■ DO THIS
Check each line of the records below for the word "father" and copy those where it appears.

■ A block of data
=======

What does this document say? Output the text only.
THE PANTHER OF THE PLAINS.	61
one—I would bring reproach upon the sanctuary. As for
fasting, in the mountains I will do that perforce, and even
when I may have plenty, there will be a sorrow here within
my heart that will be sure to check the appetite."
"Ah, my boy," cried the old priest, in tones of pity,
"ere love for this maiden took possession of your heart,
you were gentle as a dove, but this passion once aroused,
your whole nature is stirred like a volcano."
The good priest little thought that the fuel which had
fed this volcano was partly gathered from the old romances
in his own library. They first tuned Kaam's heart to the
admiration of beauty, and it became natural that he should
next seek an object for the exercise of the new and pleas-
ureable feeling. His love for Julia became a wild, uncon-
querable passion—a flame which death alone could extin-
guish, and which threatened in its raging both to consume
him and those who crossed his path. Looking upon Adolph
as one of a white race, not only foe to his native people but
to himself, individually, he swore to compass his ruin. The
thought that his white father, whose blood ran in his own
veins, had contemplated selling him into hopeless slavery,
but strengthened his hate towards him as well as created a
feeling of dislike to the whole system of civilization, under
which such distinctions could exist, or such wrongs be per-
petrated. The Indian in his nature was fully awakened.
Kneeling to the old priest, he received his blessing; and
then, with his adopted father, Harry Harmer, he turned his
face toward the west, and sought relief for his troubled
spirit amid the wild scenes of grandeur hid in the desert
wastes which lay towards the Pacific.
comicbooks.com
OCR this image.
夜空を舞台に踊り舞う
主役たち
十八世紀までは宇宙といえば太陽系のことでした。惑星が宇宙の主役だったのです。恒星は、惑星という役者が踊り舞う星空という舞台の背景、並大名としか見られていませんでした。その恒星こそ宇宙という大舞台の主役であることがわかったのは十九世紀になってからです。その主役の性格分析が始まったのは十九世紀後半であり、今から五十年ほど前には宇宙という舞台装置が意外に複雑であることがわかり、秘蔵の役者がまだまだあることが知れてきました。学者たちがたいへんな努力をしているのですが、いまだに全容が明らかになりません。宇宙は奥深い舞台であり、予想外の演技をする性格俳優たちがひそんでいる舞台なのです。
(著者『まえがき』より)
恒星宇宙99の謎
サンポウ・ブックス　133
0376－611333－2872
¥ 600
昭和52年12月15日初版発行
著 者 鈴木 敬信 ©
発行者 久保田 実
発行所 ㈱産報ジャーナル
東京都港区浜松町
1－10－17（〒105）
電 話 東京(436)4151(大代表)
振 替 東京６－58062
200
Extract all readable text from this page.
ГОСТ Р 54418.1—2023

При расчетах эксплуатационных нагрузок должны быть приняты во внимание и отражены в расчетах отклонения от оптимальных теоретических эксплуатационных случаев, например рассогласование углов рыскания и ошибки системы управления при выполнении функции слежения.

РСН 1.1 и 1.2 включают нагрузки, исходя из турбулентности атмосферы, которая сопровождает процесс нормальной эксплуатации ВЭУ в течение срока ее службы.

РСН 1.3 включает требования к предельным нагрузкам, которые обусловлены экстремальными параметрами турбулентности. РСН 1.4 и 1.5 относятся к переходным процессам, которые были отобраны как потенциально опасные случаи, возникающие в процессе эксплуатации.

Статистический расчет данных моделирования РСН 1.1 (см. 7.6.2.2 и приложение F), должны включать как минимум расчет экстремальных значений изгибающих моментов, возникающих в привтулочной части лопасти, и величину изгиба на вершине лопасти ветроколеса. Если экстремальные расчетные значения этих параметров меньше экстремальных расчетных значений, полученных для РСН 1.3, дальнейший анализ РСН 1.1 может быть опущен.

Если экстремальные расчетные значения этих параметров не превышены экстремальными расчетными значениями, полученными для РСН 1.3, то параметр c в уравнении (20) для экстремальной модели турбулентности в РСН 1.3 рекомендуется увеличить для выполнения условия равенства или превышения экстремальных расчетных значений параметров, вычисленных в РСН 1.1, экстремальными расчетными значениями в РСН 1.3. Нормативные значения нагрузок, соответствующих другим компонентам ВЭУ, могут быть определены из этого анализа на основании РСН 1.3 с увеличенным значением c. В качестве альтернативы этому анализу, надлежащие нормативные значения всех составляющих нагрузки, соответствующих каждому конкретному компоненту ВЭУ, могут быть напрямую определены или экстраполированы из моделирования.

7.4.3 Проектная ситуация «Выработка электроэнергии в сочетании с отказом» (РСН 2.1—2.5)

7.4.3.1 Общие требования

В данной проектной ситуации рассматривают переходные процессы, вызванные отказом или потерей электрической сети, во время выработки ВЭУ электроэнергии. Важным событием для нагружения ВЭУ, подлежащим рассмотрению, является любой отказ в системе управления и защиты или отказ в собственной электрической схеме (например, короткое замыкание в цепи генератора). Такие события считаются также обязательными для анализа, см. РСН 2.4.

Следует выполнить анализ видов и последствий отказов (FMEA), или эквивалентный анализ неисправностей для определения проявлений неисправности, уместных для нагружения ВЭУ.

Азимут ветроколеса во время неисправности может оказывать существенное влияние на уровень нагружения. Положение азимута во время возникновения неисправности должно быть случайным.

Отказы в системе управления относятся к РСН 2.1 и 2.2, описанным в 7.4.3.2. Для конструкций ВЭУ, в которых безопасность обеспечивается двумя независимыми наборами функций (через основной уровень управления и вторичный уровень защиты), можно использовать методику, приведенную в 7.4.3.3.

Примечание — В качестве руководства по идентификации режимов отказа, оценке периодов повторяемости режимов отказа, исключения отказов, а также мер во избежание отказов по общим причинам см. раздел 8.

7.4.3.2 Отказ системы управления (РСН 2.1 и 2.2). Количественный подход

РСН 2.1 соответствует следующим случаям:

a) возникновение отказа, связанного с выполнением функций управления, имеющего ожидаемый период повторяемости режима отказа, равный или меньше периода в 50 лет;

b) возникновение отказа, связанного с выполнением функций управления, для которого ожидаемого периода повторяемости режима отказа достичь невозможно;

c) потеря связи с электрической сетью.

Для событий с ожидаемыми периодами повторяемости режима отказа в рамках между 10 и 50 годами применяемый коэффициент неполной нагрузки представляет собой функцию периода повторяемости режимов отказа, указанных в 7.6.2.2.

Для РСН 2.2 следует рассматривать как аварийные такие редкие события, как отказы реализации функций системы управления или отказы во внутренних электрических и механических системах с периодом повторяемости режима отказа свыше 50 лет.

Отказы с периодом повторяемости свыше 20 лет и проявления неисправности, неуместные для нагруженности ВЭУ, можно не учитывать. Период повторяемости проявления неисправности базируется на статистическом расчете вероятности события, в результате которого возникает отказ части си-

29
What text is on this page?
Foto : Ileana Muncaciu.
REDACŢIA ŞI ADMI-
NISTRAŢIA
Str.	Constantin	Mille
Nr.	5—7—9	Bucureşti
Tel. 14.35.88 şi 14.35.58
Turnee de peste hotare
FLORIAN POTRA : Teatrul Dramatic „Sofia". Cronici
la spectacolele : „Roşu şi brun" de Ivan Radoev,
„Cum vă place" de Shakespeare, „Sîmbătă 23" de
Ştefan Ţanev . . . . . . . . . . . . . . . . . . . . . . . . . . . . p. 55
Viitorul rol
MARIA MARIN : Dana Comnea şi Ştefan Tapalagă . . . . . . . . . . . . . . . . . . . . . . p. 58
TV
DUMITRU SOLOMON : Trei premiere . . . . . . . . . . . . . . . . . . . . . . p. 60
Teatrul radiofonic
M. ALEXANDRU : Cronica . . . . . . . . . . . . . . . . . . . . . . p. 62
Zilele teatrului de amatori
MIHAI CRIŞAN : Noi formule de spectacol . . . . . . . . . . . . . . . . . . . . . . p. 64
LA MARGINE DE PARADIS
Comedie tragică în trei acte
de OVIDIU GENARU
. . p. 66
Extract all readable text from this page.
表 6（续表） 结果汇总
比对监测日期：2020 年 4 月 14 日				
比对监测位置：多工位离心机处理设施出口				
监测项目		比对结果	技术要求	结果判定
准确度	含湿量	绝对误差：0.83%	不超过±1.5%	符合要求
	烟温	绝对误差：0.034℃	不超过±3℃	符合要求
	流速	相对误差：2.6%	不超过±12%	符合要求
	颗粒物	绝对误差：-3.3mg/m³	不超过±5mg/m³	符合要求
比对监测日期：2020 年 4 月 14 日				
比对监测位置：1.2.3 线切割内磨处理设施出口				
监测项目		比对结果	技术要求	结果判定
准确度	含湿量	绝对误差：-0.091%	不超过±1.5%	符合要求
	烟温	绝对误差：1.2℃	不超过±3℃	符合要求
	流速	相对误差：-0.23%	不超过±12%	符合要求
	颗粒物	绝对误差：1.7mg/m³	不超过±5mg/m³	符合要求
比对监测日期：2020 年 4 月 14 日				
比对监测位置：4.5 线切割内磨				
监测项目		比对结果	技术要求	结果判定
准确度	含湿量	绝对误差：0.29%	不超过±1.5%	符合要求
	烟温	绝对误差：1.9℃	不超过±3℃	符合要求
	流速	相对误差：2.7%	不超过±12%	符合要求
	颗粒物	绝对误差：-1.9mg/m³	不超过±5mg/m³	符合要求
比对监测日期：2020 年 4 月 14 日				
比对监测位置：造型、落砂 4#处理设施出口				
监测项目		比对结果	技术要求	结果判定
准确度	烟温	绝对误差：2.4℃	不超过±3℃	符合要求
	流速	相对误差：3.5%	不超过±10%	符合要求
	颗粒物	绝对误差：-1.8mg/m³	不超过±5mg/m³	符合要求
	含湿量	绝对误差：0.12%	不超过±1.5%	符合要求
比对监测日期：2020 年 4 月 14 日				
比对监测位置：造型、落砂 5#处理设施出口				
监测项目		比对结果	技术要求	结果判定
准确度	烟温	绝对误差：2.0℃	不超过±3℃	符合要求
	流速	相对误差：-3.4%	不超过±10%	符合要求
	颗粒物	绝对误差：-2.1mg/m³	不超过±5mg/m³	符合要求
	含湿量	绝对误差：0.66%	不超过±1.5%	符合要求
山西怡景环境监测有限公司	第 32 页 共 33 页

=======

■ TASK ANSWER
thought that his white father, whose blood ran in his own
then, with his adopted father, Harry Harmer, he turned his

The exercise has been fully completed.